- **Task description**:
Quote all of the data that follows exactly as written, skipping the images.
[Start of Excerpted records]
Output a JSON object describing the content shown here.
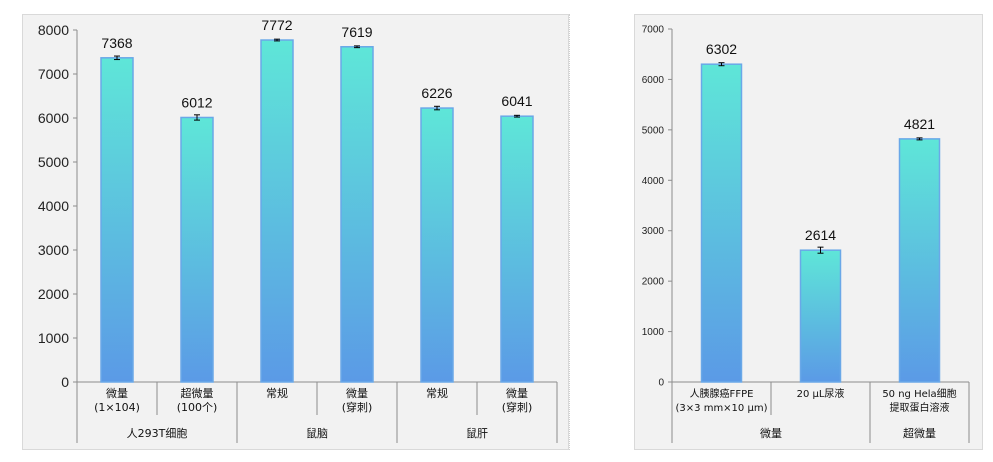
{
  "chart_data": [
    {
      "type": "bar",
      "ylim": [
        0,
        8000
      ],
      "yticks": [
        0,
        1000,
        2000,
        3000,
        4000,
        5000,
        6000,
        7000,
        8000
      ],
      "categories": [
        {
          "line1": "微量",
          "line2": "(1×104)"
        },
        {
          "line1": "超微量",
          "line2": "(100个)"
        },
        {
          "line1": "常规",
          "line2": ""
        },
        {
          "line1": "微量",
          "line2": "(穿刺)"
        },
        {
          "line1": "常规",
          "line2": ""
        },
        {
          "line1": "微量",
          "line2": "(穿刺)"
        }
      ],
      "values": [
        7368,
        6012,
        7772,
        7619,
        6226,
        6041
      ],
      "errors": [
        40,
        60,
        20,
        20,
        40,
        20
      ],
      "groups": [
        {
          "label": "人293T细胞",
          "span": [
            0,
            1
          ]
        },
        {
          "label": "鼠脑",
          "span": [
            2,
            3
          ]
        },
        {
          "label": "鼠肝",
          "span": [
            4,
            5
          ]
        }
      ],
      "bar_top_color": "#5ee6d8",
      "bar_bottom_color": "#5b9ae6",
      "bar_border_color": "#6aa8e8"
    },
    {
      "type": "bar",
      "ylim": [
        0,
        7000
      ],
      "yticks": [
        0,
        1000,
        2000,
        3000,
        4000,
        5000,
        6000,
        7000
      ],
      "categories": [
        {
          "line1": "人胰腺癌FFPE",
          "line2": "(3×3 mm×10 μm)"
        },
        {
          "line1": "20 μL尿液",
          "line2": ""
        },
        {
          "line1": "50 ng Hela细胞",
          "line2": "提取蛋白溶液"
        }
      ],
      "values": [
        6302,
        2614,
        4821
      ],
      "errors": [
        30,
        60,
        20
      ],
      "groups": [
        {
          "label": "微量",
          "span": [
            0,
            1
          ]
        },
        {
          "label": "超微量",
          "span": [
            2,
            2
          ]
        }
      ],
      "bar_top_color": "#5ee6d8",
      "bar_bottom_color": "#5b9ae6",
      "bar_border_color": "#6aa8e8"
    }
  ]
}
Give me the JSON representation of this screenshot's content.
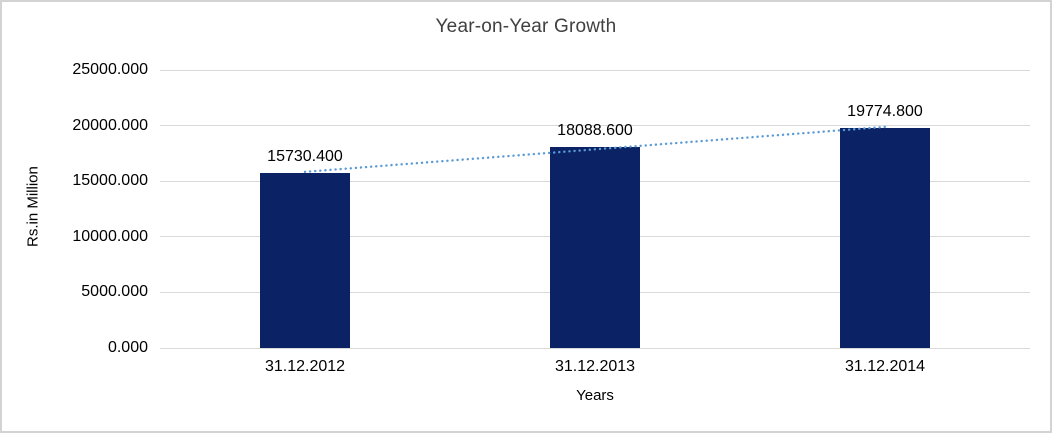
{
  "chart_data": {
    "type": "bar",
    "title": "Year-on-Year Growth",
    "xlabel": "Years",
    "ylabel": "Rs.in Million",
    "categories": [
      "31.12.2012",
      "31.12.2013",
      "31.12.2014"
    ],
    "values": [
      15730.4,
      18088.6,
      19774.8
    ],
    "value_labels": [
      "15730.400",
      "18088.600",
      "19774.800"
    ],
    "ylim": [
      0,
      25000
    ],
    "yticks": [
      {
        "value": 0,
        "label": "0.000"
      },
      {
        "value": 5000,
        "label": "5000.000"
      },
      {
        "value": 10000,
        "label": "10000.000"
      },
      {
        "value": 15000,
        "label": "15000.000"
      },
      {
        "value": 20000,
        "label": "20000.000"
      },
      {
        "value": 25000,
        "label": "25000.000"
      }
    ],
    "grid": true,
    "legend": "none",
    "trendline": {
      "type": "linear",
      "style": "dotted",
      "start_value": 15842.4,
      "end_value": 19886.8
    },
    "colors": {
      "bar": "#0B2264",
      "trendline": "#5B9BD5",
      "gridline": "#D9D9D9",
      "title_text": "#404040",
      "axis_text": "#000000",
      "frame_border": "#D3D3D3",
      "background": "#FFFFFF"
    }
  }
}
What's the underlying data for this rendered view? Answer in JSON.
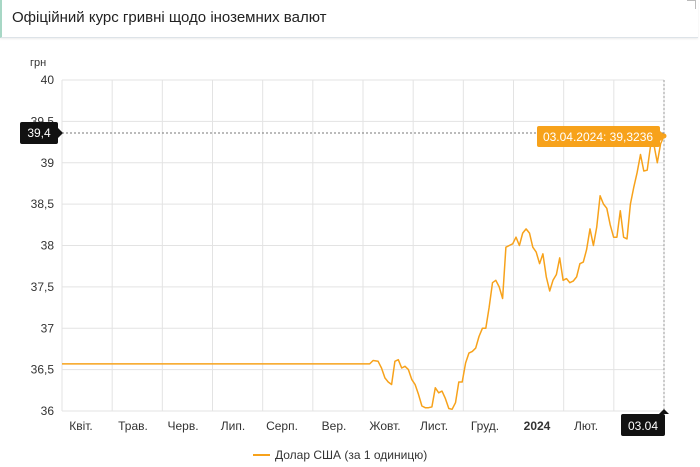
{
  "header": {
    "title": "Офіційний курс гривні щодо іноземних валют"
  },
  "colors": {
    "series": "#f7a21b",
    "crosshair_label_bg": "#111111",
    "grid": "#e3e3e3"
  },
  "chart_data": {
    "type": "line",
    "title": "",
    "ylabel": "грн",
    "ylim": [
      36,
      40
    ],
    "yticks": [
      "40",
      "39,5",
      "39",
      "38,5",
      "38",
      "37,5",
      "37",
      "36,5",
      "36"
    ],
    "xticks": [
      "Квіт.",
      "Трав.",
      "Черв.",
      "Лип.",
      "Серп.",
      "Вер.",
      "Жовт.",
      "Лист.",
      "Груд.",
      "2024",
      "Лют.",
      "03.04"
    ],
    "xticks_bold": [
      "2024"
    ],
    "crosshair": {
      "y_label": "39,4",
      "x_label": "03.04"
    },
    "tooltip": {
      "text": "03.04.2024: 39,3236"
    },
    "legend": {
      "position": "bottom",
      "label": "Долар США (за 1 одиницю)"
    },
    "series": [
      {
        "name": "Долар США (за 1 одиницю)",
        "points": [
          [
            0,
            36.5686
          ],
          [
            183,
            36.5686
          ],
          [
            185,
            36.61
          ],
          [
            188,
            36.6
          ],
          [
            190,
            36.52
          ],
          [
            192,
            36.4
          ],
          [
            194,
            36.35
          ],
          [
            196,
            36.32
          ],
          [
            198,
            36.6
          ],
          [
            200,
            36.62
          ],
          [
            202,
            36.52
          ],
          [
            204,
            36.54
          ],
          [
            206,
            36.5
          ],
          [
            208,
            36.38
          ],
          [
            210,
            36.32
          ],
          [
            212,
            36.2
          ],
          [
            214,
            36.06
          ],
          [
            216,
            36.04
          ],
          [
            218,
            36.04
          ],
          [
            220,
            36.05
          ],
          [
            222,
            36.28
          ],
          [
            224,
            36.22
          ],
          [
            226,
            36.24
          ],
          [
            228,
            36.15
          ],
          [
            230,
            36.03
          ],
          [
            232,
            36.02
          ],
          [
            234,
            36.1
          ],
          [
            236,
            36.35
          ],
          [
            238,
            36.35
          ],
          [
            240,
            36.58
          ],
          [
            242,
            36.7
          ],
          [
            244,
            36.72
          ],
          [
            246,
            36.76
          ],
          [
            248,
            36.9
          ],
          [
            250,
            37.0
          ],
          [
            252,
            37.0
          ],
          [
            254,
            37.25
          ],
          [
            256,
            37.55
          ],
          [
            258,
            37.58
          ],
          [
            260,
            37.5
          ],
          [
            262,
            37.36
          ],
          [
            264,
            37.98
          ],
          [
            266,
            38.0
          ],
          [
            268,
            38.02
          ],
          [
            270,
            38.1
          ],
          [
            272,
            38.0
          ],
          [
            274,
            38.15
          ],
          [
            276,
            38.2
          ],
          [
            278,
            38.15
          ],
          [
            280,
            37.98
          ],
          [
            282,
            37.92
          ],
          [
            284,
            37.78
          ],
          [
            286,
            37.9
          ],
          [
            288,
            37.62
          ],
          [
            290,
            37.45
          ],
          [
            292,
            37.58
          ],
          [
            294,
            37.65
          ],
          [
            296,
            37.85
          ],
          [
            298,
            37.58
          ],
          [
            300,
            37.6
          ],
          [
            302,
            37.55
          ],
          [
            304,
            37.57
          ],
          [
            306,
            37.62
          ],
          [
            308,
            37.78
          ],
          [
            310,
            37.8
          ],
          [
            312,
            37.95
          ],
          [
            314,
            38.2
          ],
          [
            316,
            38.0
          ],
          [
            318,
            38.22
          ],
          [
            320,
            38.6
          ],
          [
            322,
            38.5
          ],
          [
            324,
            38.45
          ],
          [
            326,
            38.25
          ],
          [
            328,
            38.1
          ],
          [
            330,
            38.1
          ],
          [
            332,
            38.42
          ],
          [
            334,
            38.1
          ],
          [
            336,
            38.08
          ],
          [
            338,
            38.5
          ],
          [
            340,
            38.7
          ],
          [
            342,
            38.88
          ],
          [
            344,
            39.1
          ],
          [
            346,
            38.9
          ],
          [
            348,
            38.91
          ],
          [
            350,
            39.2
          ],
          [
            352,
            39.22
          ],
          [
            354,
            39.0
          ],
          [
            356,
            39.2286
          ],
          [
            358,
            39.3236
          ]
        ]
      }
    ]
  }
}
[End of Excerpted records]
- **Problem solution**:
Output a JSON object describing the content shown here.
{
  "chart_data": [
    {
      "type": "bar",
      "ylim": [
        0,
        8000
      ],
      "yticks": [
        0,
        1000,
        2000,
        3000,
        4000,
        5000,
        6000,
        7000,
        8000
      ],
      "categories": [
        {
          "line1": "微量",
          "line2": "(1×104)"
        },
        {
          "line1": "超微量",
          "line2": "(100个)"
        },
        {
          "line1": "常规",
          "line2": ""
        },
        {
          "line1": "微量",
          "line2": "(穿刺)"
        },
        {
          "line1": "常规",
          "line2": ""
        },
        {
          "line1": "微量",
          "line2": "(穿刺)"
        }
      ],
      "values": [
        7368,
        6012,
        7772,
        7619,
        6226,
        6041
      ],
      "errors": [
        40,
        60,
        20,
        20,
        40,
        20
      ],
      "groups": [
        {
          "label": "人293T细胞",
          "span": [
            0,
            1
          ]
        },
        {
          "label": "鼠脑",
          "span": [
            2,
            3
          ]
        },
        {
          "label": "鼠肝",
          "span": [
            4,
            5
          ]
        }
      ],
      "bar_top_color": "#5ee6d8",
      "bar_bottom_color": "#5b9ae6",
      "bar_border_color": "#6aa8e8"
    },
    {
      "type": "bar",
      "ylim": [
        0,
        7000
      ],
      "yticks": [
        0,
        1000,
        2000,
        3000,
        4000,
        5000,
        6000,
        7000
      ],
      "categories": [
        {
          "line1": "人胰腺癌FFPE",
          "line2": "(3×3 mm×10 μm)"
        },
        {
          "line1": "20 μL尿液",
          "line2": ""
        },
        {
          "line1": "50 ng Hela细胞",
          "line2": "提取蛋白溶液"
        }
      ],
      "values": [
        6302,
        2614,
        4821
      ],
      "errors": [
        30,
        60,
        20
      ],
      "groups": [
        {
          "label": "微量",
          "span": [
            0,
            1
          ]
        },
        {
          "label": "超微量",
          "span": [
            2,
            2
          ]
        }
      ],
      "bar_top_color": "#5ee6d8",
      "bar_bottom_color": "#5b9ae6",
      "bar_border_color": "#6aa8e8"
    }
  ]
}
Give me the JSON representation of this screenshot's content.
{
  "chart_data": {
    "type": "bar",
    "title": "Year-on-Year Growth",
    "xlabel": "Years",
    "ylabel": "Rs.in Million",
    "categories": [
      "31.12.2012",
      "31.12.2013",
      "31.12.2014"
    ],
    "values": [
      15730.4,
      18088.6,
      19774.8
    ],
    "value_labels": [
      "15730.400",
      "18088.600",
      "19774.800"
    ],
    "ylim": [
      0,
      25000
    ],
    "yticks": [
      {
        "value": 0,
        "label": "0.000"
      },
      {
        "value": 5000,
        "label": "5000.000"
      },
      {
        "value": 10000,
        "label": "10000.000"
      },
      {
        "value": 15000,
        "label": "15000.000"
      },
      {
        "value": 20000,
        "label": "20000.000"
      },
      {
        "value": 25000,
        "label": "25000.000"
      }
    ],
    "grid": true,
    "legend": "none",
    "trendline": {
      "type": "linear",
      "style": "dotted",
      "start_value": 15842.4,
      "end_value": 19886.8
    },
    "colors": {
      "bar": "#0B2264",
      "trendline": "#5B9BD5",
      "gridline": "#D9D9D9",
      "title_text": "#404040",
      "axis_text": "#000000",
      "frame_border": "#D3D3D3",
      "background": "#FFFFFF"
    }
  }
}
What's the underlying data for this rendered view? Answer in JSON.
{
  "header": {
    "title": "Офіційний курс гривні щодо іноземних валют"
  },
  "colors": {
    "series": "#f7a21b",
    "crosshair_label_bg": "#111111",
    "grid": "#e3e3e3"
  },
  "chart_data": {
    "type": "line",
    "title": "",
    "ylabel": "грн",
    "ylim": [
      36,
      40
    ],
    "yticks": [
      "40",
      "39,5",
      "39",
      "38,5",
      "38",
      "37,5",
      "37",
      "36,5",
      "36"
    ],
    "xticks": [
      "Квіт.",
      "Трав.",
      "Черв.",
      "Лип.",
      "Серп.",
      "Вер.",
      "Жовт.",
      "Лист.",
      "Груд.",
      "2024",
      "Лют.",
      "03.04"
    ],
    "xticks_bold": [
      "2024"
    ],
    "crosshair": {
      "y_label": "39,4",
      "x_label": "03.04"
    },
    "tooltip": {
      "text": "03.04.2024: 39,3236"
    },
    "legend": {
      "position": "bottom",
      "label": "Долар США (за 1 одиницю)"
    },
    "series": [
      {
        "name": "Долар США (за 1 одиницю)",
        "points": [
          [
            0,
            36.5686
          ],
          [
            183,
            36.5686
          ],
          [
            185,
            36.61
          ],
          [
            188,
            36.6
          ],
          [
            190,
            36.52
          ],
          [
            192,
            36.4
          ],
          [
            194,
            36.35
          ],
          [
            196,
            36.32
          ],
          [
            198,
            36.6
          ],
          [
            200,
            36.62
          ],
          [
            202,
            36.52
          ],
          [
            204,
            36.54
          ],
          [
            206,
            36.5
          ],
          [
            208,
            36.38
          ],
          [
            210,
            36.32
          ],
          [
            212,
            36.2
          ],
          [
            214,
            36.06
          ],
          [
            216,
            36.04
          ],
          [
            218,
            36.04
          ],
          [
            220,
            36.05
          ],
          [
            222,
            36.28
          ],
          [
            224,
            36.22
          ],
          [
            226,
            36.24
          ],
          [
            228,
            36.15
          ],
          [
            230,
            36.03
          ],
          [
            232,
            36.02
          ],
          [
            234,
            36.1
          ],
          [
            236,
            36.35
          ],
          [
            238,
            36.35
          ],
          [
            240,
            36.58
          ],
          [
            242,
            36.7
          ],
          [
            244,
            36.72
          ],
          [
            246,
            36.76
          ],
          [
            248,
            36.9
          ],
          [
            250,
            37.0
          ],
          [
            252,
            37.0
          ],
          [
            254,
            37.25
          ],
          [
            256,
            37.55
          ],
          [
            258,
            37.58
          ],
          [
            260,
            37.5
          ],
          [
            262,
            37.36
          ],
          [
            264,
            37.98
          ],
          [
            266,
            38.0
          ],
          [
            268,
            38.02
          ],
          [
            270,
            38.1
          ],
          [
            272,
            38.0
          ],
          [
            274,
            38.15
          ],
          [
            276,
            38.2
          ],
          [
            278,
            38.15
          ],
          [
            280,
            37.98
          ],
          [
            282,
            37.92
          ],
          [
            284,
            37.78
          ],
          [
            286,
            37.9
          ],
          [
            288,
            37.62
          ],
          [
            290,
            37.45
          ],
          [
            292,
            37.58
          ],
          [
            294,
            37.65
          ],
          [
            296,
            37.85
          ],
          [
            298,
            37.58
          ],
          [
            300,
            37.6
          ],
          [
            302,
            37.55
          ],
          [
            304,
            37.57
          ],
          [
            306,
            37.62
          ],
          [
            308,
            37.78
          ],
          [
            310,
            37.8
          ],
          [
            312,
            37.95
          ],
          [
            314,
            38.2
          ],
          [
            316,
            38.0
          ],
          [
            318,
            38.22
          ],
          [
            320,
            38.6
          ],
          [
            322,
            38.5
          ],
          [
            324,
            38.45
          ],
          [
            326,
            38.25
          ],
          [
            328,
            38.1
          ],
          [
            330,
            38.1
          ],
          [
            332,
            38.42
          ],
          [
            334,
            38.1
          ],
          [
            336,
            38.08
          ],
          [
            338,
            38.5
          ],
          [
            340,
            38.7
          ],
          [
            342,
            38.88
          ],
          [
            344,
            39.1
          ],
          [
            346,
            38.9
          ],
          [
            348,
            38.91
          ],
          [
            350,
            39.2
          ],
          [
            352,
            39.22
          ],
          [
            354,
            39.0
          ],
          [
            356,
            39.2286
          ],
          [
            358,
            39.3236
          ]
        ]
      }
    ]
  }
}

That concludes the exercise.